[Set problem]
Omit the pictures and output every entry below exactly as written.
=-=-=
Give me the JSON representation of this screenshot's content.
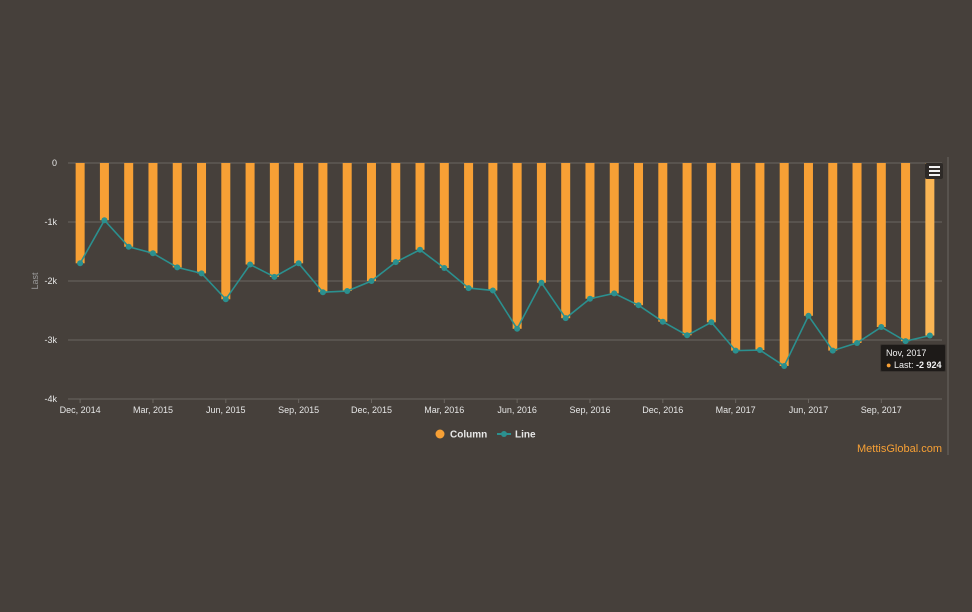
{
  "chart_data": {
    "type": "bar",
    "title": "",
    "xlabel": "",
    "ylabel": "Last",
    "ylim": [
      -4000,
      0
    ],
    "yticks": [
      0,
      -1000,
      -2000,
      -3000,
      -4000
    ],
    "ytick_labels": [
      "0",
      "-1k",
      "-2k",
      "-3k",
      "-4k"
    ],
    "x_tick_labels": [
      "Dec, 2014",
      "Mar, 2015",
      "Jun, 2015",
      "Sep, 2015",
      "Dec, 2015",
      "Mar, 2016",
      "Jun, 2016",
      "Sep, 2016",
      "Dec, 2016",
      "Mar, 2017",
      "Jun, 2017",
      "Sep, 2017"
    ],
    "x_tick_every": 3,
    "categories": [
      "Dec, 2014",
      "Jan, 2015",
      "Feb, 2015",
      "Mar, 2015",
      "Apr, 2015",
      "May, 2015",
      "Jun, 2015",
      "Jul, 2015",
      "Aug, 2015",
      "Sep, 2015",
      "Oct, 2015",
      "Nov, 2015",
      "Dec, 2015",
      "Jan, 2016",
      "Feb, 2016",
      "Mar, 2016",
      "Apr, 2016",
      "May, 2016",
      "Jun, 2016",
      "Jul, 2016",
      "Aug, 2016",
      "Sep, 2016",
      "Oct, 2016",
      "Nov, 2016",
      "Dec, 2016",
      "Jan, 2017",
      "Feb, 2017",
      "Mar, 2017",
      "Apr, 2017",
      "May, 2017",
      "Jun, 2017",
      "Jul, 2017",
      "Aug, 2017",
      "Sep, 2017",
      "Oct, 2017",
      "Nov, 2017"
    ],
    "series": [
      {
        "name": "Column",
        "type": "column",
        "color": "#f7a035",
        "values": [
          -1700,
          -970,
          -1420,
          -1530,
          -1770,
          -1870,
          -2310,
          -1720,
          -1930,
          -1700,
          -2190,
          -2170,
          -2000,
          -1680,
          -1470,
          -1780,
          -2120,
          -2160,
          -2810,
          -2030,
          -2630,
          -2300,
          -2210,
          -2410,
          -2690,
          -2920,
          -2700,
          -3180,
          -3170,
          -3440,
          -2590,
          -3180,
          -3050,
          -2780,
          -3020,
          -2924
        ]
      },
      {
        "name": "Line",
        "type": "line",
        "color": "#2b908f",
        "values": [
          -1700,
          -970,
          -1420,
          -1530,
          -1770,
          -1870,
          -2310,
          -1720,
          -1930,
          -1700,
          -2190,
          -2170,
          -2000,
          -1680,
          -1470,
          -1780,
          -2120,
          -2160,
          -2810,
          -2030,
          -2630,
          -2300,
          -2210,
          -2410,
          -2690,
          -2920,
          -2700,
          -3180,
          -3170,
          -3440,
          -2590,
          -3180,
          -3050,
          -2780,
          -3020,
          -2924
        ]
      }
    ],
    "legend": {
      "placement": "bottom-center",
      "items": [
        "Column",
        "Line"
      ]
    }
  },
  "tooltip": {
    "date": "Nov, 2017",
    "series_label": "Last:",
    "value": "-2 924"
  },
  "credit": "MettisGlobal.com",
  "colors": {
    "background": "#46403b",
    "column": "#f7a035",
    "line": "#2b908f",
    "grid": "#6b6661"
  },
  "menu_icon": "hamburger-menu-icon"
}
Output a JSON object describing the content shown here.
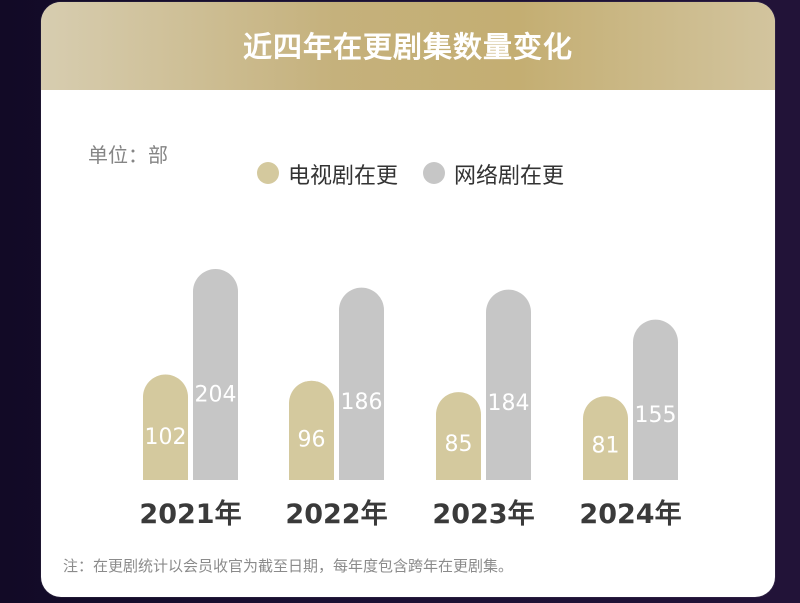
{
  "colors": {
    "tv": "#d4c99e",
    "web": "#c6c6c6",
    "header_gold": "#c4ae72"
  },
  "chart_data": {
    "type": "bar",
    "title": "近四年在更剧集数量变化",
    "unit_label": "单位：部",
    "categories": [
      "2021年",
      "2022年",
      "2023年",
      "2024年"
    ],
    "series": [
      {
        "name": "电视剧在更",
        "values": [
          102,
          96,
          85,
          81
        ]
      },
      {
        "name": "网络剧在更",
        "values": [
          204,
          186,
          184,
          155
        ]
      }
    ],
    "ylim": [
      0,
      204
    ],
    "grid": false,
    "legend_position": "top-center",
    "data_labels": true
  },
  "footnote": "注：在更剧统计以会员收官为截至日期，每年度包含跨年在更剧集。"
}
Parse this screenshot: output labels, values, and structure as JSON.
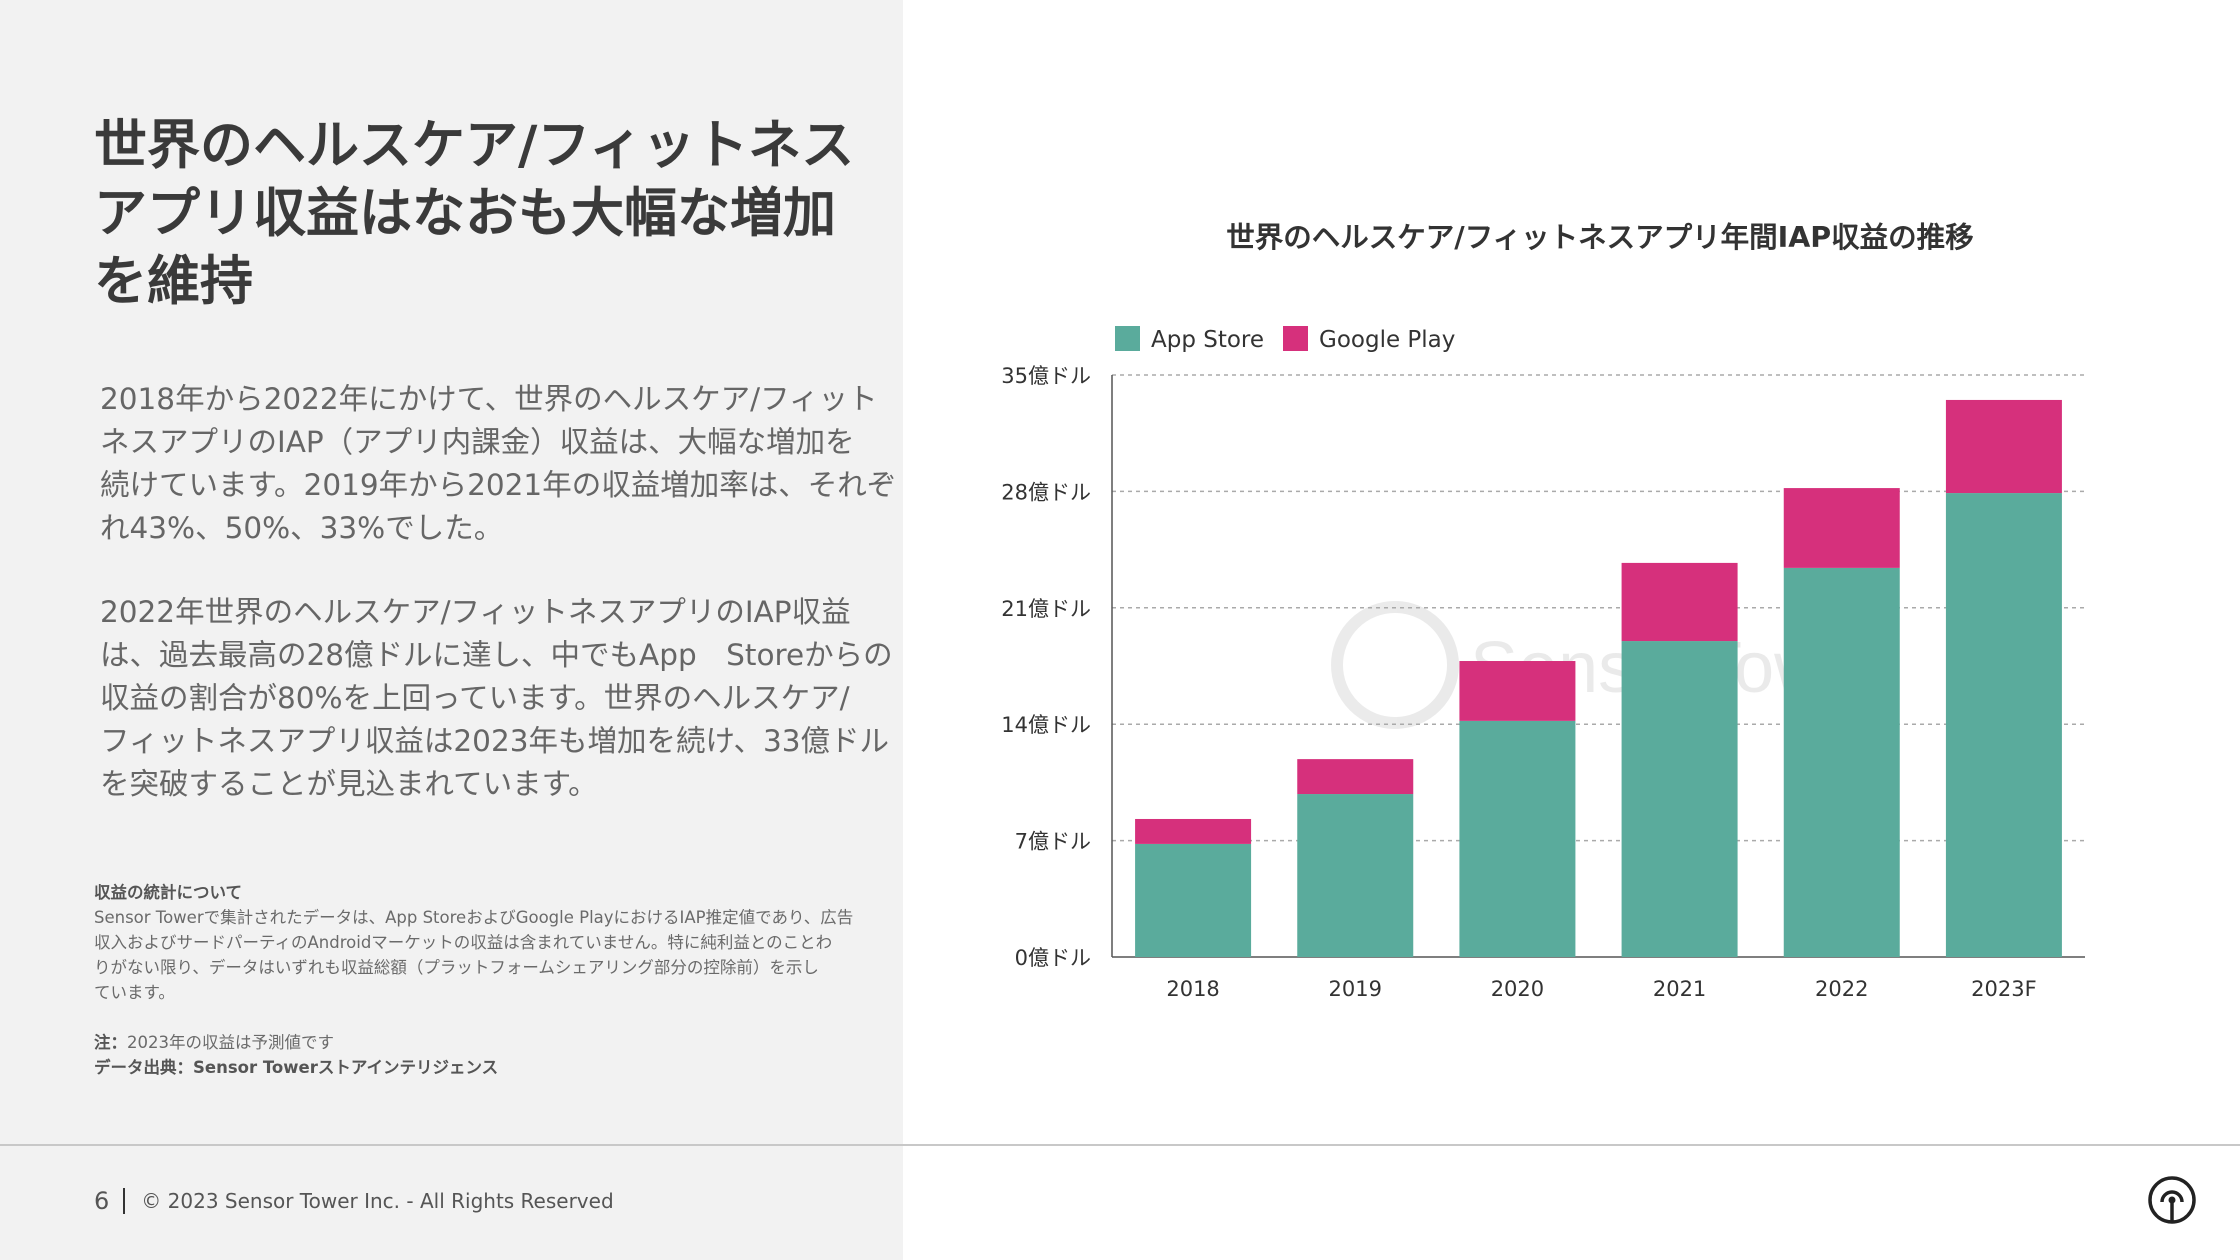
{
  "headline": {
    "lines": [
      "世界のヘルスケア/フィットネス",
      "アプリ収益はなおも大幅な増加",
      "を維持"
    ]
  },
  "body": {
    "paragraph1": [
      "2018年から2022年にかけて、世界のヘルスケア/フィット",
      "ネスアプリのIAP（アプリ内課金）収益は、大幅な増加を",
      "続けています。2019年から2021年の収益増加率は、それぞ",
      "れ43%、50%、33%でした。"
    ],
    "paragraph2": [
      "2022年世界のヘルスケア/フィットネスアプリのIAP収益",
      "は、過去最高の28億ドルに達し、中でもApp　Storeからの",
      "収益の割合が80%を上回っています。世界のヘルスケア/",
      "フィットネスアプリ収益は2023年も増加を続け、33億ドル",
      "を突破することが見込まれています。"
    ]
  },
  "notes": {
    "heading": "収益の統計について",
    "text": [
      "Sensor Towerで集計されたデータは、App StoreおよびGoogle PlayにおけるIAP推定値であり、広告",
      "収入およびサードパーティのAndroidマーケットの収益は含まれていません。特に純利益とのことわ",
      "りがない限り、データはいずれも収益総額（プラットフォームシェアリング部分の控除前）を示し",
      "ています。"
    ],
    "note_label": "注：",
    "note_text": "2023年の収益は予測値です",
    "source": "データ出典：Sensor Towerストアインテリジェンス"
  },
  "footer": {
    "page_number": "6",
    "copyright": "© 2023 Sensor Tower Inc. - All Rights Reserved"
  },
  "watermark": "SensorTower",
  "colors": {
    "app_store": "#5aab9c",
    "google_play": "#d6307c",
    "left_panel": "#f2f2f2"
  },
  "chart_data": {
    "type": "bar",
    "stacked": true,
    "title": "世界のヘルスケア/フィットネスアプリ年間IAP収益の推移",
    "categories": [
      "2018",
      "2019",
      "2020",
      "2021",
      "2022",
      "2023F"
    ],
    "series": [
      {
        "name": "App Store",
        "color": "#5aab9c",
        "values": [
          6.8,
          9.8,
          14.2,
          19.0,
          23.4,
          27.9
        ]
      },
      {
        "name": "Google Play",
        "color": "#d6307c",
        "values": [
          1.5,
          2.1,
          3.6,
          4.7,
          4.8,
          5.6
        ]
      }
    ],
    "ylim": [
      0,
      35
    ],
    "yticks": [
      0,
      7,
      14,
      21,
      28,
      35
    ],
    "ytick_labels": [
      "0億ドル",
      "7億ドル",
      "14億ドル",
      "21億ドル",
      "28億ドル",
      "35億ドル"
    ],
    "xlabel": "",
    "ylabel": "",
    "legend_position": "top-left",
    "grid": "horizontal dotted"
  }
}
=-=-=
[Output below]
Give me the JSON representation of this screenshot's content.
{
  "chart_data": {
    "type": "bar",
    "title": "",
    "xlabel": "",
    "ylabel": "Last",
    "ylim": [
      -4000,
      0
    ],
    "yticks": [
      0,
      -1000,
      -2000,
      -3000,
      -4000
    ],
    "ytick_labels": [
      "0",
      "-1k",
      "-2k",
      "-3k",
      "-4k"
    ],
    "x_tick_labels": [
      "Dec, 2014",
      "Mar, 2015",
      "Jun, 2015",
      "Sep, 2015",
      "Dec, 2015",
      "Mar, 2016",
      "Jun, 2016",
      "Sep, 2016",
      "Dec, 2016",
      "Mar, 2017",
      "Jun, 2017",
      "Sep, 2017"
    ],
    "x_tick_every": 3,
    "categories": [
      "Dec, 2014",
      "Jan, 2015",
      "Feb, 2015",
      "Mar, 2015",
      "Apr, 2015",
      "May, 2015",
      "Jun, 2015",
      "Jul, 2015",
      "Aug, 2015",
      "Sep, 2015",
      "Oct, 2015",
      "Nov, 2015",
      "Dec, 2015",
      "Jan, 2016",
      "Feb, 2016",
      "Mar, 2016",
      "Apr, 2016",
      "May, 2016",
      "Jun, 2016",
      "Jul, 2016",
      "Aug, 2016",
      "Sep, 2016",
      "Oct, 2016",
      "Nov, 2016",
      "Dec, 2016",
      "Jan, 2017",
      "Feb, 2017",
      "Mar, 2017",
      "Apr, 2017",
      "May, 2017",
      "Jun, 2017",
      "Jul, 2017",
      "Aug, 2017",
      "Sep, 2017",
      "Oct, 2017",
      "Nov, 2017"
    ],
    "series": [
      {
        "name": "Column",
        "type": "column",
        "color": "#f7a035",
        "values": [
          -1700,
          -970,
          -1420,
          -1530,
          -1770,
          -1870,
          -2310,
          -1720,
          -1930,
          -1700,
          -2190,
          -2170,
          -2000,
          -1680,
          -1470,
          -1780,
          -2120,
          -2160,
          -2810,
          -2030,
          -2630,
          -2300,
          -2210,
          -2410,
          -2690,
          -2920,
          -2700,
          -3180,
          -3170,
          -3440,
          -2590,
          -3180,
          -3050,
          -2780,
          -3020,
          -2924
        ]
      },
      {
        "name": "Line",
        "type": "line",
        "color": "#2b908f",
        "values": [
          -1700,
          -970,
          -1420,
          -1530,
          -1770,
          -1870,
          -2310,
          -1720,
          -1930,
          -1700,
          -2190,
          -2170,
          -2000,
          -1680,
          -1470,
          -1780,
          -2120,
          -2160,
          -2810,
          -2030,
          -2630,
          -2300,
          -2210,
          -2410,
          -2690,
          -2920,
          -2700,
          -3180,
          -3170,
          -3440,
          -2590,
          -3180,
          -3050,
          -2780,
          -3020,
          -2924
        ]
      }
    ],
    "legend": {
      "placement": "bottom-center",
      "items": [
        "Column",
        "Line"
      ]
    }
  },
  "tooltip": {
    "date": "Nov, 2017",
    "series_label": "Last:",
    "value": "-2 924"
  },
  "credit": "MettisGlobal.com",
  "colors": {
    "background": "#46403b",
    "column": "#f7a035",
    "line": "#2b908f",
    "grid": "#6b6661"
  },
  "menu_icon": "hamburger-menu-icon"
}
Output a JSON object describing the content shown here.
{
  "colors": {
    "tv": "#d4c99e",
    "web": "#c6c6c6",
    "header_gold": "#c4ae72"
  },
  "chart_data": {
    "type": "bar",
    "title": "近四年在更剧集数量变化",
    "unit_label": "单位：部",
    "categories": [
      "2021年",
      "2022年",
      "2023年",
      "2024年"
    ],
    "series": [
      {
        "name": "电视剧在更",
        "values": [
          102,
          96,
          85,
          81
        ]
      },
      {
        "name": "网络剧在更",
        "values": [
          204,
          186,
          184,
          155
        ]
      }
    ],
    "ylim": [
      0,
      204
    ],
    "grid": false,
    "legend_position": "top-center",
    "data_labels": true
  },
  "footnote": "注：在更剧统计以会员收官为截至日期，每年度包含跨年在更剧集。"
}
Parse this screenshot: output labels, values, and structure as JSON.
{
  "headline": {
    "lines": [
      "世界のヘルスケア/フィットネス",
      "アプリ収益はなおも大幅な増加",
      "を維持"
    ]
  },
  "body": {
    "paragraph1": [
      "2018年から2022年にかけて、世界のヘルスケア/フィット",
      "ネスアプリのIAP（アプリ内課金）収益は、大幅な増加を",
      "続けています。2019年から2021年の収益増加率は、それぞ",
      "れ43%、50%、33%でした。"
    ],
    "paragraph2": [
      "2022年世界のヘルスケア/フィットネスアプリのIAP収益",
      "は、過去最高の28億ドルに達し、中でもApp　Storeからの",
      "収益の割合が80%を上回っています。世界のヘルスケア/",
      "フィットネスアプリ収益は2023年も増加を続け、33億ドル",
      "を突破することが見込まれています。"
    ]
  },
  "notes": {
    "heading": "収益の統計について",
    "text": [
      "Sensor Towerで集計されたデータは、App StoreおよびGoogle PlayにおけるIAP推定値であり、広告",
      "収入およびサードパーティのAndroidマーケットの収益は含まれていません。特に純利益とのことわ",
      "りがない限り、データはいずれも収益総額（プラットフォームシェアリング部分の控除前）を示し",
      "ています。"
    ],
    "note_label": "注：",
    "note_text": "2023年の収益は予測値です",
    "source": "データ出典：Sensor Towerストアインテリジェンス"
  },
  "footer": {
    "page_number": "6",
    "copyright": "© 2023 Sensor Tower Inc. - All Rights Reserved"
  },
  "watermark": "SensorTower",
  "colors": {
    "app_store": "#5aab9c",
    "google_play": "#d6307c",
    "left_panel": "#f2f2f2"
  },
  "chart_data": {
    "type": "bar",
    "stacked": true,
    "title": "世界のヘルスケア/フィットネスアプリ年間IAP収益の推移",
    "categories": [
      "2018",
      "2019",
      "2020",
      "2021",
      "2022",
      "2023F"
    ],
    "series": [
      {
        "name": "App Store",
        "color": "#5aab9c",
        "values": [
          6.8,
          9.8,
          14.2,
          19.0,
          23.4,
          27.9
        ]
      },
      {
        "name": "Google Play",
        "color": "#d6307c",
        "values": [
          1.5,
          2.1,
          3.6,
          4.7,
          4.8,
          5.6
        ]
      }
    ],
    "ylim": [
      0,
      35
    ],
    "yticks": [
      0,
      7,
      14,
      21,
      28,
      35
    ],
    "ytick_labels": [
      "0億ドル",
      "7億ドル",
      "14億ドル",
      "21億ドル",
      "28億ドル",
      "35億ドル"
    ],
    "xlabel": "",
    "ylabel": "",
    "legend_position": "top-left",
    "grid": "horizontal dotted"
  }
}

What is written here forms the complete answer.